>> start Given data

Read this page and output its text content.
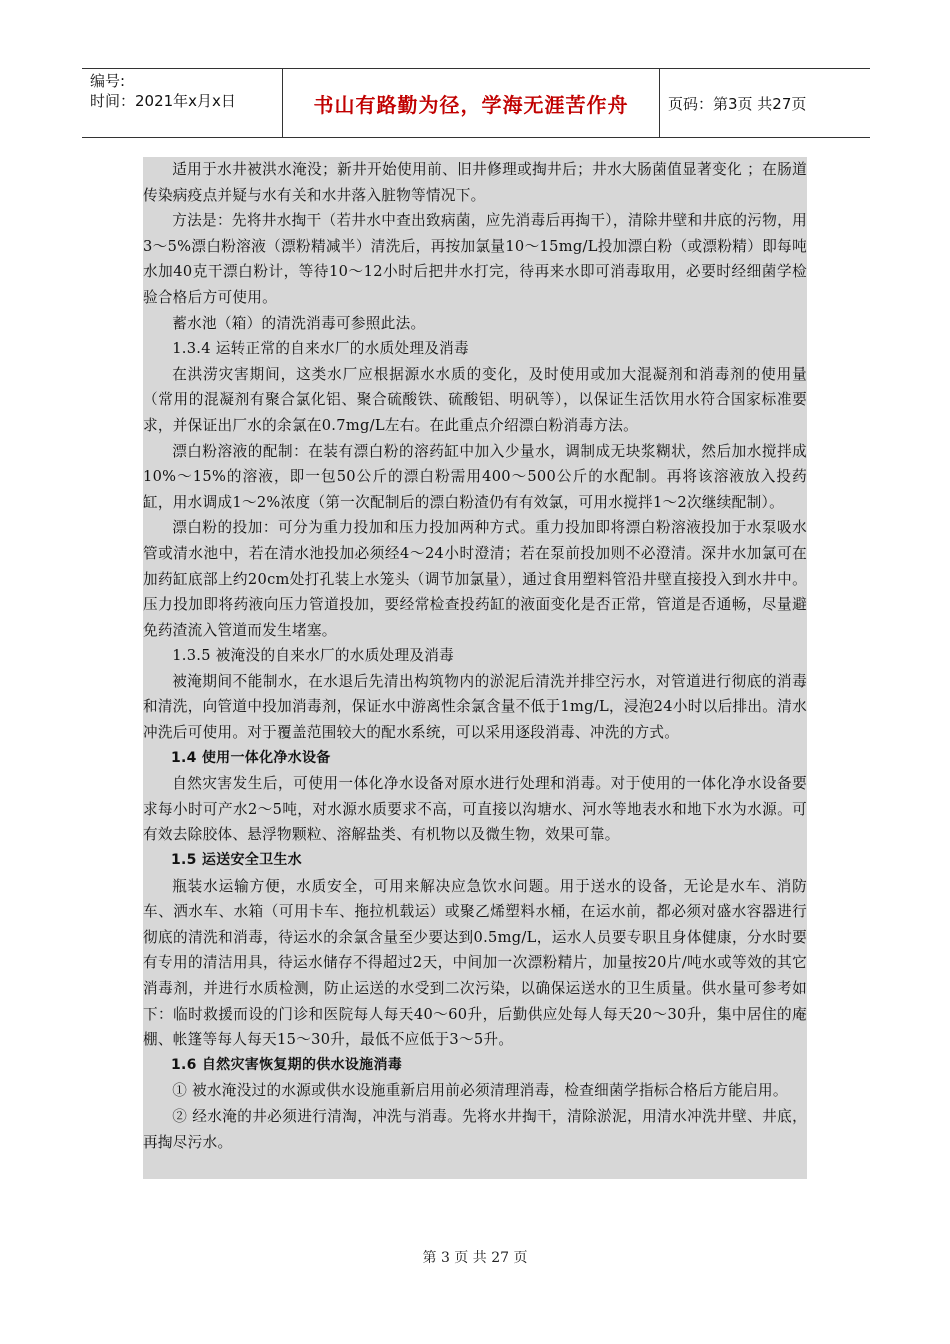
编号:
时间：2021年x月x日	书山有路勤为径，学海无涯苦作舟	页码：第3页 共27页

适用于水井被洪水淹没；新井开始使用前、旧井修理或掏井后；井水大肠菌值显著变化 ；在肠道传染病疫点并疑与水有关和水井落入脏物等情况下。

方法是：先将井水掏干（若井水中查出致病菌，应先消毒后再掏干），清除井壁和井底的污物，用3～5%漂白粉溶液（漂粉精减半）清洗后，再按加氯量10～15mg/L投加漂白粉（或漂粉精）即每吨水加40克干漂白粉计，等待10～12小时后把井水打完，待再来水即可消毒取用，必要时经细菌学检验合格后方可使用。

蓄水池（箱）的清洗消毒可参照此法。

1.3.4 运转正常的自来水厂的水质处理及消毒

在洪涝灾害期间，这类水厂应根据源水水质的变化，及时使用或加大混凝剂和消毒剂的使用量（常用的混凝剂有聚合氯化铝、聚合硫酸铁、硫酸铝、明矾等），以保证生活饮用水符合国家标准要求，并保证出厂水的余氯在0.7mg/L左右。在此重点介绍漂白粉消毒方法。

漂白粉溶液的配制：在装有漂白粉的溶药缸中加入少量水，调制成无块浆糊状，然后加水搅拌成10%～15%的溶液，即一包50公斤的漂白粉需用400～500公斤的水配制。再将该溶液放入投药缸，用水调成1～2%浓度（第一次配制后的漂白粉渣仍有有效氯，可用水搅拌1～2次继续配制）。

漂白粉的投加：可分为重力投加和压力投加两种方式。重力投加即将漂白粉溶液投加于水泵吸水管或清水池中，若在清水池投加必须经4～24小时澄清；若在泵前投加则不必澄清。深井水加氯可在加药缸底部上约20cm处打孔装上水笼头（调节加氯量），通过食用塑料管沿井壁直接投入到水井中。压力投加即将药液向压力管道投加，要经常检查投药缸的液面变化是否正常，管道是否通畅，尽量避免药渣流入管道而发生堵塞。

1.3.5 被淹没的自来水厂的水质处理及消毒

被淹期间不能制水，在水退后先清出构筑物内的淤泥后清洗并排空污水，对管道进行彻底的消毒和清洗，向管道中投加消毒剂，保证水中游离性余氯含量不低于1mg/L，浸泡24小时以后排出。清水冲洗后可使用。对于覆盖范围较大的配水系统，可以采用逐段消毒、冲洗的方式。

1.4 使用一体化净水设备

自然灾害发生后，可使用一体化净水设备对原水进行处理和消毒。对于使用的一体化净水设备要求每小时可产水2～5吨，对水源水质要求不高，可直接以沟塘水、河水等地表水和地下水为水源。可有效去除胶体、悬浮物颗粒、溶解盐类、有机物以及微生物，效果可靠。

1.5 运送安全卫生水

瓶装水运输方便，水质安全，可用来解决应急饮水问题。用于送水的设备，无论是水车、消防车、洒水车、水箱（可用卡车、拖拉机载运）或聚乙烯塑料水桶，在运水前，都必须对盛水容器进行彻底的清洗和消毒，待运水的余氯含量至少要达到0.5mg/L，运水人员要专职且身体健康，分水时要有专用的清洁用具，待运水储存不得超过2天，中间加一次漂粉精片，加量按20片/吨水或等效的其它消毒剂，并进行水质检测，防止运送的水受到二次污染，以确保运送水的卫生质量。供水量可参考如下：临时救援而设的门诊和医院每人每天40～60升，后勤供应处每人每天20～30升，集中居住的庵棚、帐篷等每人每天15～30升，最低不应低于3～5升。

1.6 自然灾害恢复期的供水设施消毒

① 被水淹没过的水源或供水设施重新启用前必须清理消毒，检查细菌学指标合格后方能启用。

② 经水淹的井必须进行清淘，冲洗与消毒。先将水井掏干，清除淤泥，用清水冲洗井壁、井底，再掏尽污水。

第 3 页 共 27 页
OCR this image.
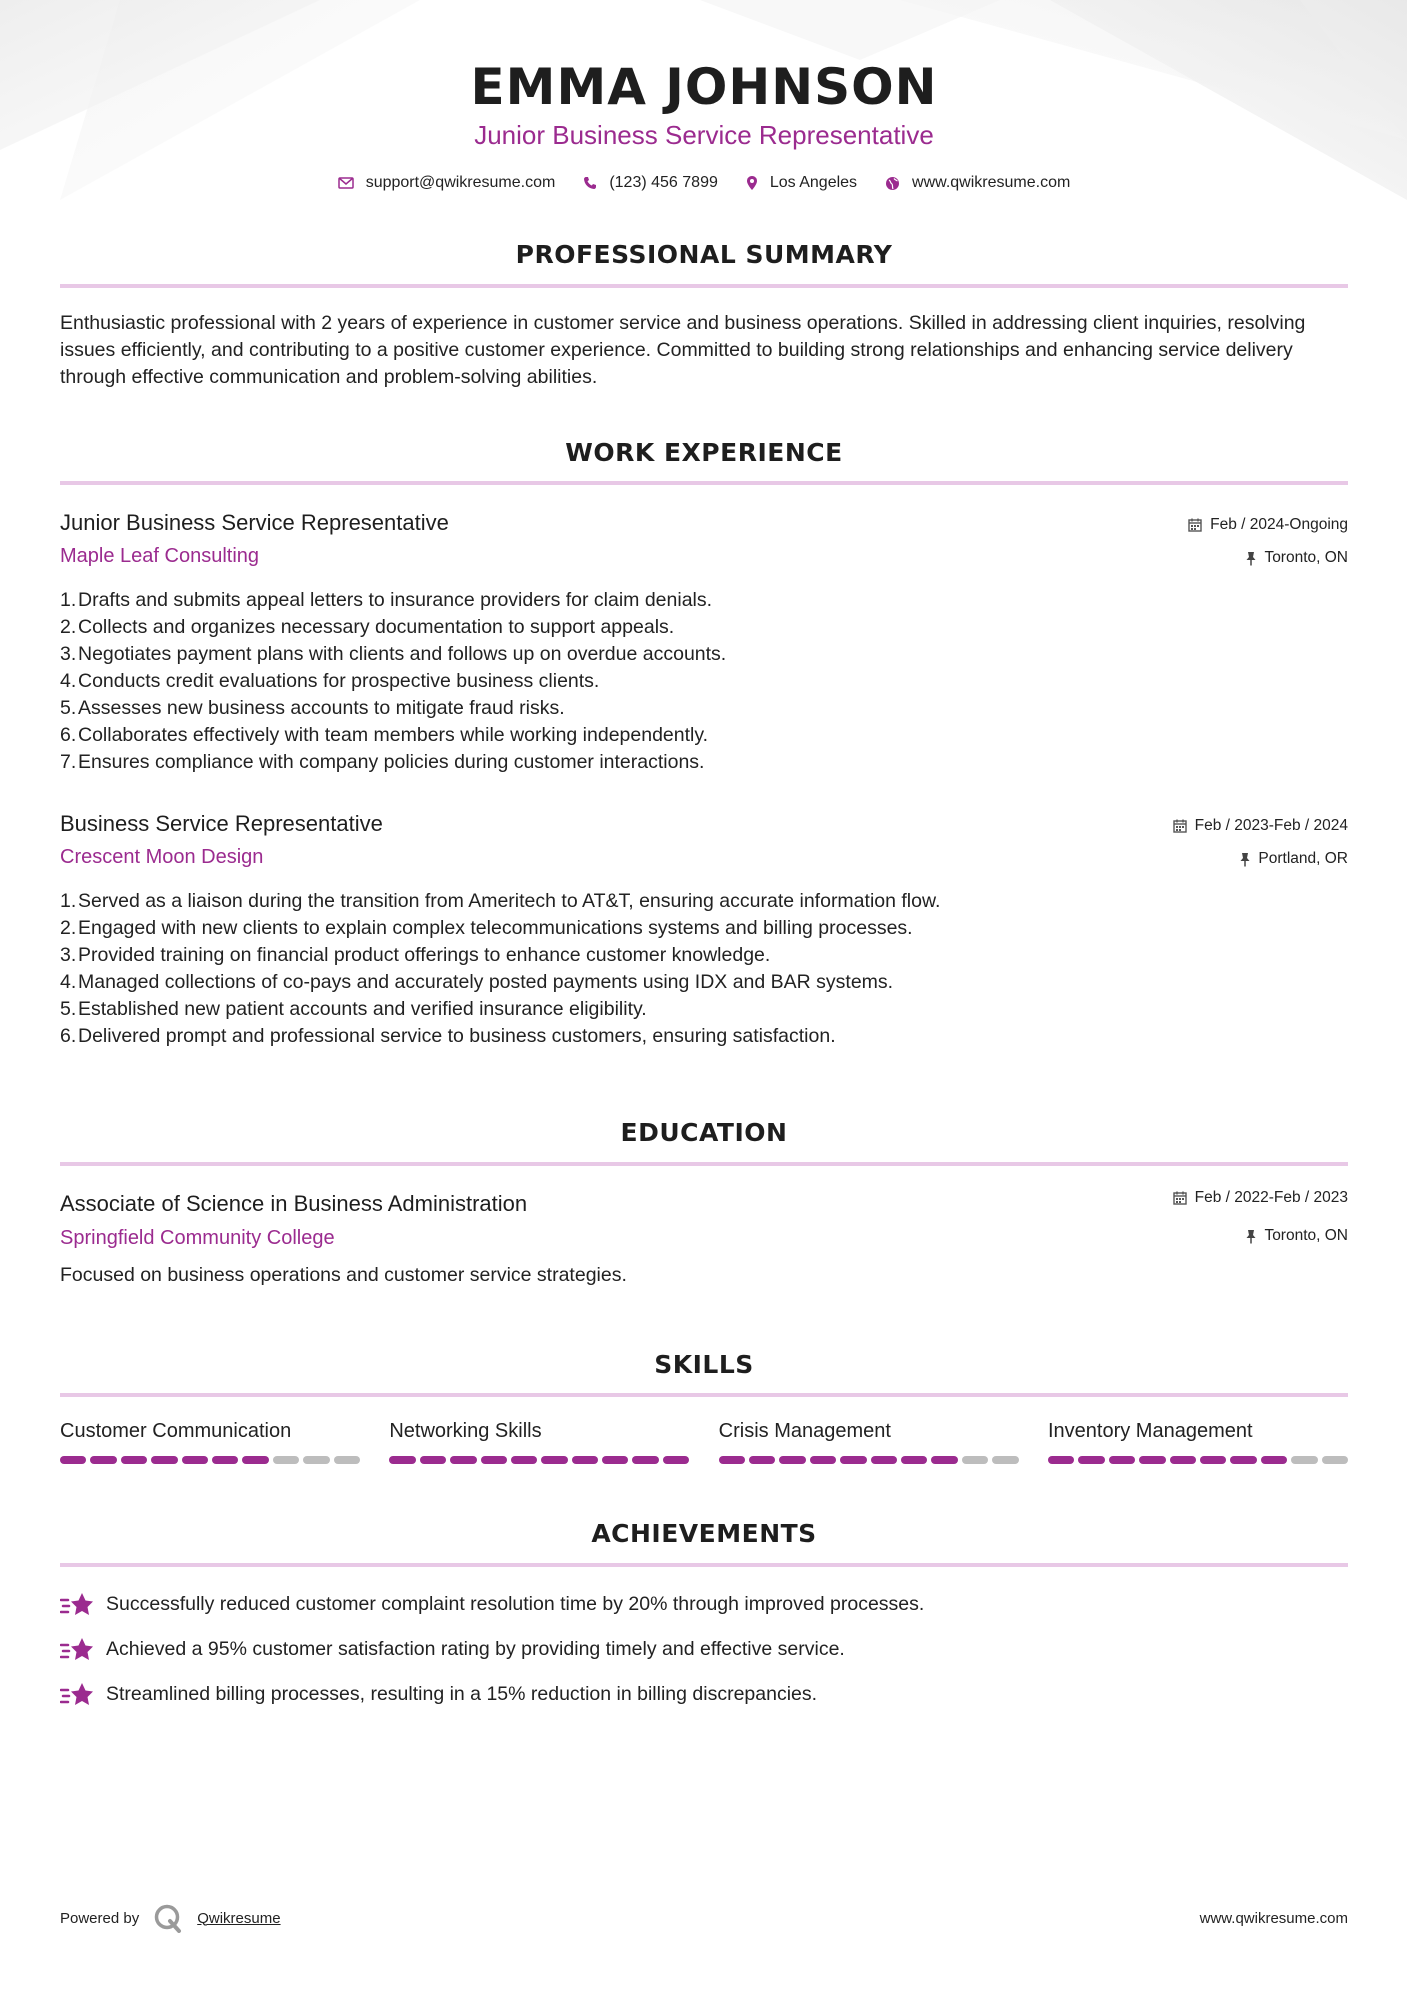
EMMA JOHNSON
Junior Business Service Representative
support@qwikresume.com	(123) 456 7899	Los Angeles	www.qwikresume.com
PROFESSIONAL SUMMARY
Enthusiastic professional with 2 years of experience in customer service and business operations. Skilled in addressing client inquiries, resolving issues efficiently, and contributing to a positive customer experience. Committed to building strong relationships and enhancing service delivery through effective communication and problem-solving abilities.
WORK EXPERIENCE
Junior Business Service Representative
Maple Leaf Consulting
Feb / 2024-Ongoing
Toronto, ON
1. Drafts and submits appeal letters to insurance providers for claim denials.
2. Collects and organizes necessary documentation to support appeals.
3. Negotiates payment plans with clients and follows up on overdue accounts.
4. Conducts credit evaluations for prospective business clients.
5. Assesses new business accounts to mitigate fraud risks.
6. Collaborates effectively with team members while working independently.
7. Ensures compliance with company policies during customer interactions.
Business Service Representative
Crescent Moon Design
Feb / 2023-Feb / 2024
Portland, OR
1. Served as a liaison during the transition from Ameritech to AT&T, ensuring accurate information flow.
2. Engaged with new clients to explain complex telecommunications systems and billing processes.
3. Provided training on financial product offerings to enhance customer knowledge.
4. Managed collections of co-pays and accurately posted payments using IDX and BAR systems.
5. Established new patient accounts and verified insurance eligibility.
6. Delivered prompt and professional service to business customers, ensuring satisfaction.
EDUCATION
Associate of Science in Business Administration
Springfield Community College
Feb / 2022-Feb / 2023
Toronto, ON
Focused on business operations and customer service strategies.
SKILLS
Customer Communication	Networking Skills	Crisis Management	Inventory Management
ACHIEVEMENTS
Successfully reduced customer complaint resolution time by 20% through improved processes.
Achieved a 95% customer satisfaction rating by providing timely and effective service.
Streamlined billing processes, resulting in a 15% reduction in billing discrepancies.
Powered by	Qwikresume	www.qwikresume.com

>> end Given data

The task: Set the data above down again exactly as given, with no pictures.

Written solution:
Read this page and output its text content.
编号:
时间：2021年x月x日	书山有路勤为径，学海无涯苦作舟	页码：第3页 共27页

适用于水井被洪水淹没；新井开始使用前、旧井修理或掏井后；井水大肠菌值显著变化 ；在肠道传染病疫点并疑与水有关和水井落入脏物等情况下。

方法是：先将井水掏干（若井水中查出致病菌，应先消毒后再掏干），清除井壁和井底的污物，用3～5%漂白粉溶液（漂粉精减半）清洗后，再按加氯量10～15mg/L投加漂白粉（或漂粉精）即每吨水加40克干漂白粉计，等待10～12小时后把井水打完，待再来水即可消毒取用，必要时经细菌学检验合格后方可使用。

蓄水池（箱）的清洗消毒可参照此法。

1.3.4 运转正常的自来水厂的水质处理及消毒

在洪涝灾害期间，这类水厂应根据源水水质的变化，及时使用或加大混凝剂和消毒剂的使用量（常用的混凝剂有聚合氯化铝、聚合硫酸铁、硫酸铝、明矾等），以保证生活饮用水符合国家标准要求，并保证出厂水的余氯在0.7mg/L左右。在此重点介绍漂白粉消毒方法。

漂白粉溶液的配制：在装有漂白粉的溶药缸中加入少量水，调制成无块浆糊状，然后加水搅拌成10%～15%的溶液，即一包50公斤的漂白粉需用400～500公斤的水配制。再将该溶液放入投药缸，用水调成1～2%浓度（第一次配制后的漂白粉渣仍有有效氯，可用水搅拌1～2次继续配制）。

漂白粉的投加：可分为重力投加和压力投加两种方式。重力投加即将漂白粉溶液投加于水泵吸水管或清水池中，若在清水池投加必须经4～24小时澄清；若在泵前投加则不必澄清。深井水加氯可在加药缸底部上约20cm处打孔装上水笼头（调节加氯量），通过食用塑料管沿井壁直接投入到水井中。压力投加即将药液向压力管道投加，要经常检查投药缸的液面变化是否正常，管道是否通畅，尽量避免药渣流入管道而发生堵塞。

1.3.5 被淹没的自来水厂的水质处理及消毒

被淹期间不能制水，在水退后先清出构筑物内的淤泥后清洗并排空污水，对管道进行彻底的消毒和清洗，向管道中投加消毒剂，保证水中游离性余氯含量不低于1mg/L，浸泡24小时以后排出。清水冲洗后可使用。对于覆盖范围较大的配水系统，可以采用逐段消毒、冲洗的方式。

1.4 使用一体化净水设备

自然灾害发生后，可使用一体化净水设备对原水进行处理和消毒。对于使用的一体化净水设备要求每小时可产水2～5吨，对水源水质要求不高，可直接以沟塘水、河水等地表水和地下水为水源。可有效去除胶体、悬浮物颗粒、溶解盐类、有机物以及微生物，效果可靠。

1.5 运送安全卫生水

瓶装水运输方便，水质安全，可用来解决应急饮水问题。用于送水的设备，无论是水车、消防车、洒水车、水箱（可用卡车、拖拉机载运）或聚乙烯塑料水桶，在运水前，都必须对盛水容器进行彻底的清洗和消毒，待运水的余氯含量至少要达到0.5mg/L，运水人员要专职且身体健康，分水时要有专用的清洁用具，待运水储存不得超过2天，中间加一次漂粉精片，加量按20片/吨水或等效的其它消毒剂，并进行水质检测，防止运送的水受到二次污染，以确保运送水的卫生质量。供水量可参考如下：临时救援而设的门诊和医院每人每天40～60升，后勤供应处每人每天20～30升，集中居住的庵棚、帐篷等每人每天15～30升，最低不应低于3～5升。

1.6 自然灾害恢复期的供水设施消毒

① 被水淹没过的水源或供水设施重新启用前必须清理消毒，检查细菌学指标合格后方能启用。

② 经水淹的井必须进行清淘，冲洗与消毒。先将水井掏干，清除淤泥，用清水冲洗井壁、井底，再掏尽污水。

第 3 页 共 27 页
OCR this image.
EMMA JOHNSON
Junior Business Service Representative
support@qwikresume.com	(123) 456 7899	Los Angeles	www.qwikresume.com
PROFESSIONAL SUMMARY
Enthusiastic professional with 2 years of experience in customer service and business operations. Skilled in addressing client inquiries, resolving issues efficiently, and contributing to a positive customer experience. Committed to building strong relationships and enhancing service delivery through effective communication and problem-solving abilities.
WORK EXPERIENCE
Junior Business Service Representative
Maple Leaf Consulting
Feb / 2024-Ongoing
Toronto, ON
1. Drafts and submits appeal letters to insurance providers for claim denials.
2. Collects and organizes necessary documentation to support appeals.
3. Negotiates payment plans with clients and follows up on overdue accounts.
4. Conducts credit evaluations for prospective business clients.
5. Assesses new business accounts to mitigate fraud risks.
6. Collaborates effectively with team members while working independently.
7. Ensures compliance with company policies during customer interactions.
Business Service Representative
Crescent Moon Design
Feb / 2023-Feb / 2024
Portland, OR
1. Served as a liaison during the transition from Ameritech to AT&T, ensuring accurate information flow.
2. Engaged with new clients to explain complex telecommunications systems and billing processes.
3. Provided training on financial product offerings to enhance customer knowledge.
4. Managed collections of co-pays and accurately posted payments using IDX and BAR systems.
5. Established new patient accounts and verified insurance eligibility.
6. Delivered prompt and professional service to business customers, ensuring satisfaction.
EDUCATION
Associate of Science in Business Administration
Springfield Community College
Feb / 2022-Feb / 2023
Toronto, ON
Focused on business operations and customer service strategies.
SKILLS
Customer Communication	Networking Skills	Crisis Management	Inventory Management
ACHIEVEMENTS
Successfully reduced customer complaint resolution time by 20% through improved processes.
Achieved a 95% customer satisfaction rating by providing timely and effective service.
Streamlined billing processes, resulting in a 15% reduction in billing discrepancies.
Powered by	Qwikresume	www.qwikresume.com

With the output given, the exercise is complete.